Task material

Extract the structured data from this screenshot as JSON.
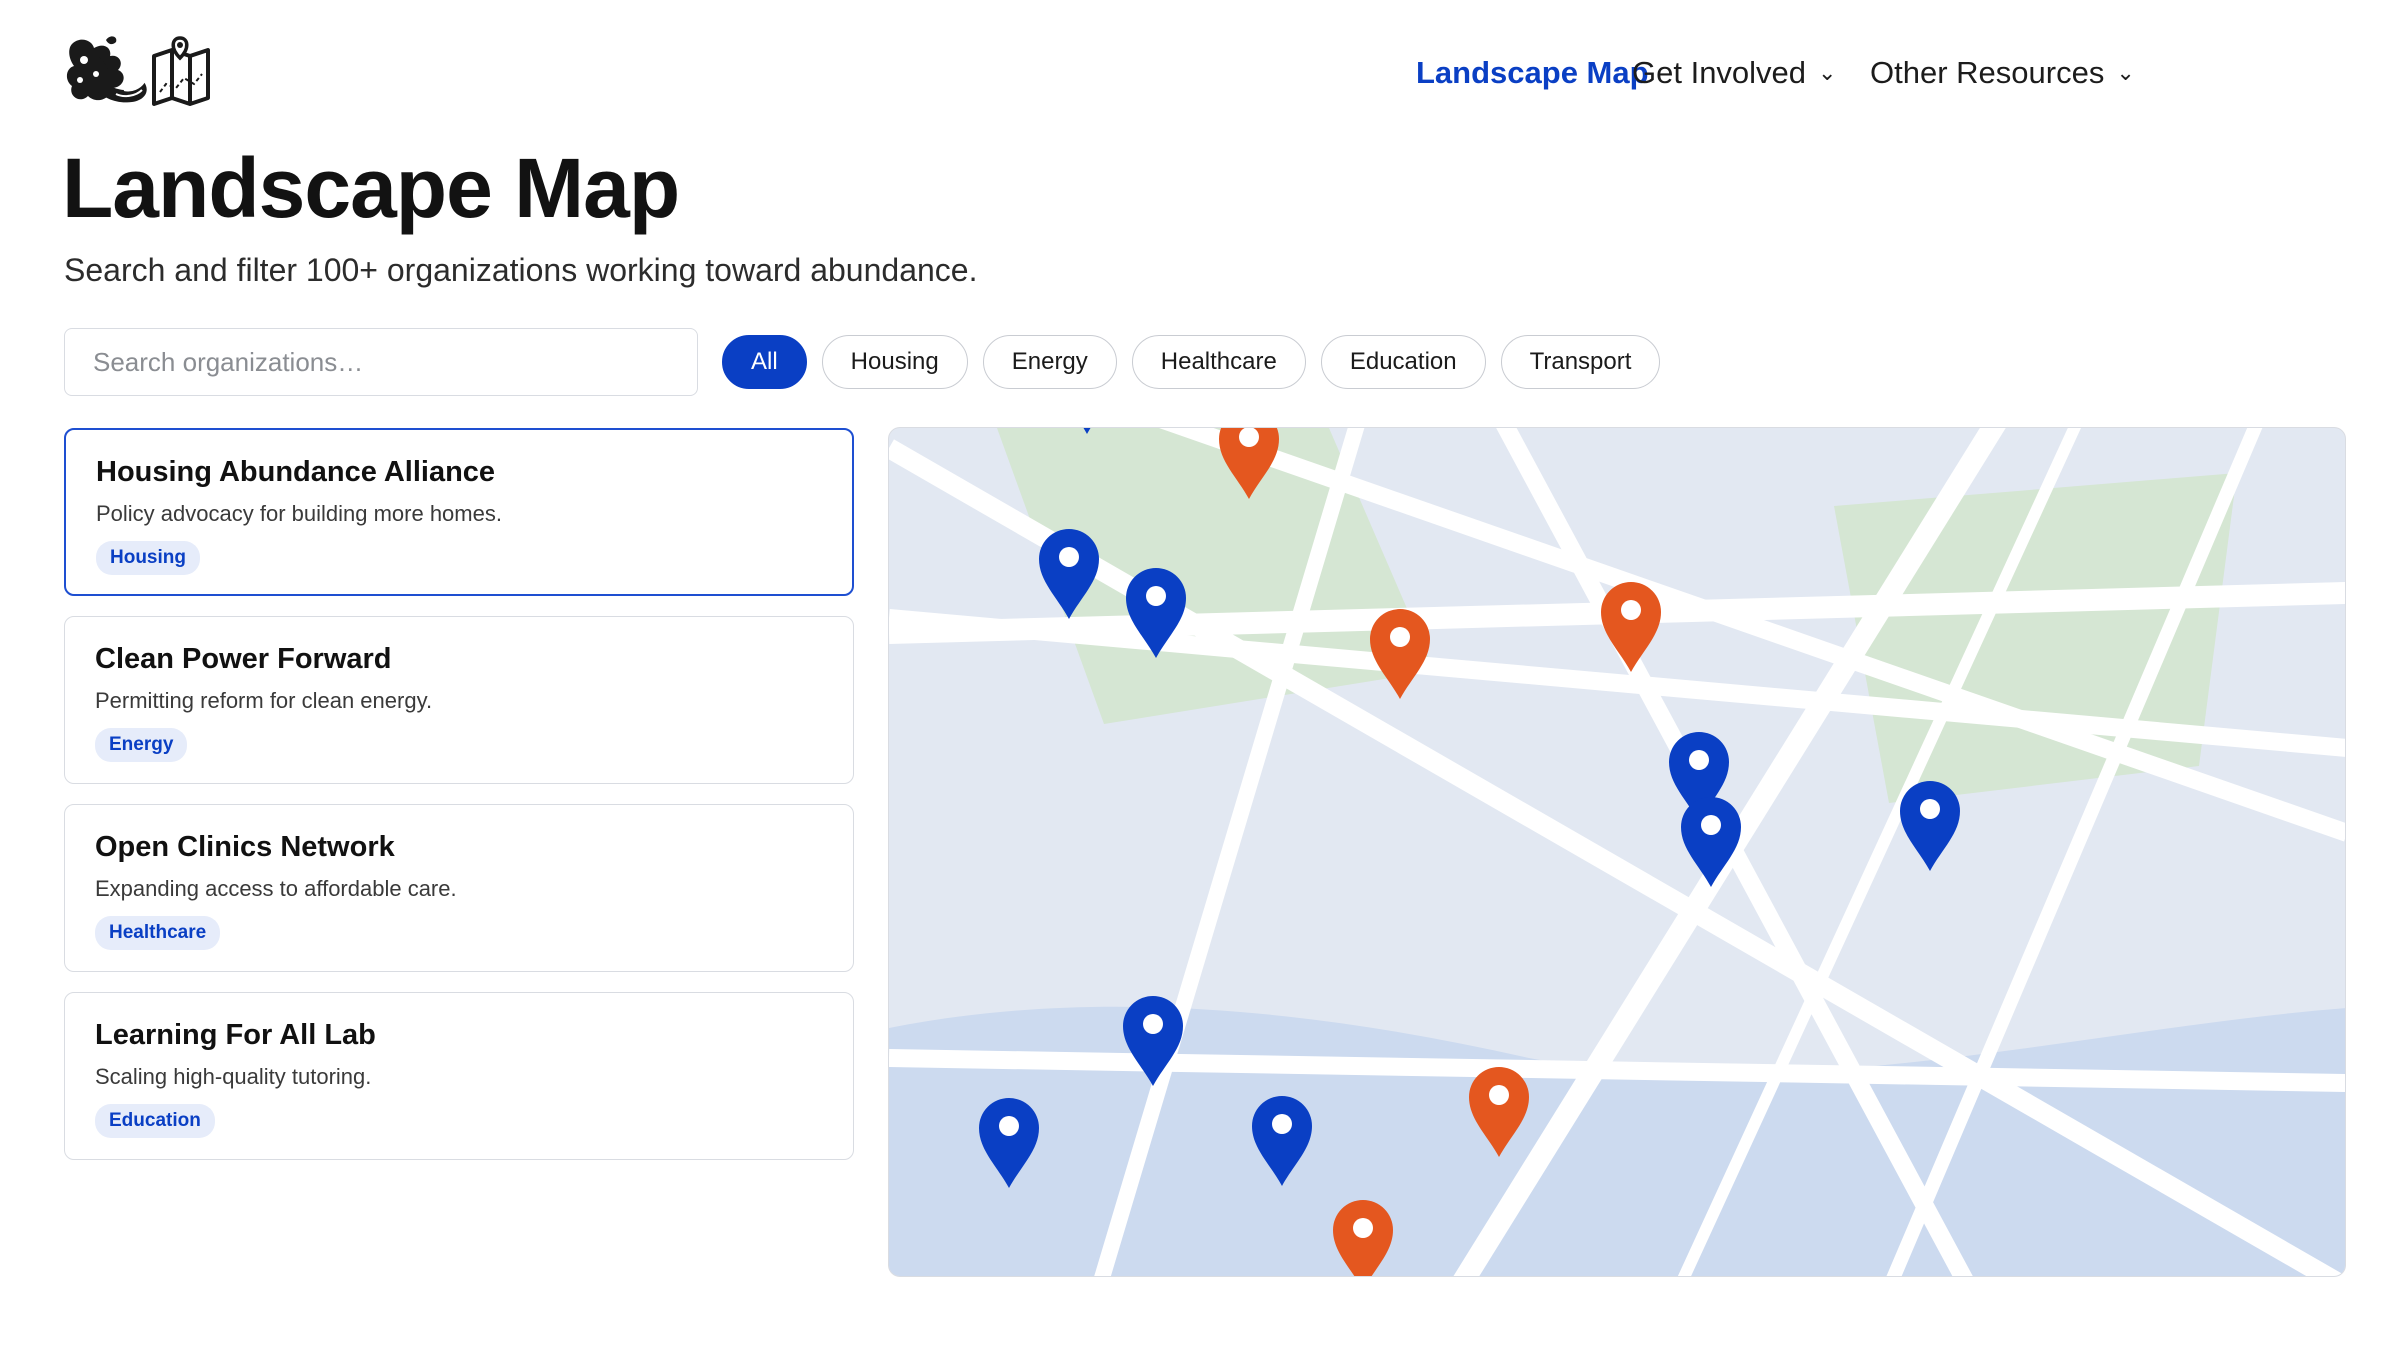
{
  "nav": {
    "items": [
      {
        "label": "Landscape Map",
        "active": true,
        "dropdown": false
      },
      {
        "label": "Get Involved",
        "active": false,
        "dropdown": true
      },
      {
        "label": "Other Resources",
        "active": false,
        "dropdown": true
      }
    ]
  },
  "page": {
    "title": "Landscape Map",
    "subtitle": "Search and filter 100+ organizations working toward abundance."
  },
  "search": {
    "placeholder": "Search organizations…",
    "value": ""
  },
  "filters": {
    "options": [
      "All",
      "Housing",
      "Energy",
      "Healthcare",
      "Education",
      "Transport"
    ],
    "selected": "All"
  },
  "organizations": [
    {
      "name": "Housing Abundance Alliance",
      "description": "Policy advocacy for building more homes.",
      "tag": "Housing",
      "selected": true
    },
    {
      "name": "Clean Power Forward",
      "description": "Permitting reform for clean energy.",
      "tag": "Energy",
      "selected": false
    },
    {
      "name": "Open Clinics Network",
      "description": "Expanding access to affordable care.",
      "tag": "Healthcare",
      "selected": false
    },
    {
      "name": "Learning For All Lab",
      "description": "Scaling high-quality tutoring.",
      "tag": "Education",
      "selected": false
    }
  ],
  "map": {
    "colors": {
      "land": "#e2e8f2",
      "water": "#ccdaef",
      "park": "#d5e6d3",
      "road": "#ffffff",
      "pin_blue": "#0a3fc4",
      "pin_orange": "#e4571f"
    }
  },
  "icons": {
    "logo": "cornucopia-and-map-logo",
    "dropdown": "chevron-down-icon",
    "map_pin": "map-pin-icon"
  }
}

Work required
Write out each entry exactly as given, but skip the pictures.

Exercise answer
Extract the structured data from this screenshot as JSON.
{
  "nav": {
    "items": [
      {
        "label": "Landscape Map",
        "active": true,
        "dropdown": false
      },
      {
        "label": "Get Involved",
        "active": false,
        "dropdown": true
      },
      {
        "label": "Other Resources",
        "active": false,
        "dropdown": true
      }
    ]
  },
  "page": {
    "title": "Landscape Map",
    "subtitle": "Search and filter 100+ organizations working toward abundance."
  },
  "search": {
    "placeholder": "Search organizations…",
    "value": ""
  },
  "filters": {
    "options": [
      "All",
      "Housing",
      "Energy",
      "Healthcare",
      "Education",
      "Transport"
    ],
    "selected": "All"
  },
  "organizations": [
    {
      "name": "Housing Abundance Alliance",
      "description": "Policy advocacy for building more homes.",
      "tag": "Housing",
      "selected": true
    },
    {
      "name": "Clean Power Forward",
      "description": "Permitting reform for clean energy.",
      "tag": "Energy",
      "selected": false
    },
    {
      "name": "Open Clinics Network",
      "description": "Expanding access to affordable care.",
      "tag": "Healthcare",
      "selected": false
    },
    {
      "name": "Learning For All Lab",
      "description": "Scaling high-quality tutoring.",
      "tag": "Education",
      "selected": false
    }
  ],
  "map": {
    "colors": {
      "land": "#e2e8f2",
      "water": "#ccdaef",
      "park": "#d5e6d3",
      "road": "#ffffff",
      "pin_blue": "#0a3fc4",
      "pin_orange": "#e4571f"
    }
  },
  "icons": {
    "logo": "cornucopia-and-map-logo",
    "dropdown": "chevron-down-icon",
    "map_pin": "map-pin-icon"
  }
}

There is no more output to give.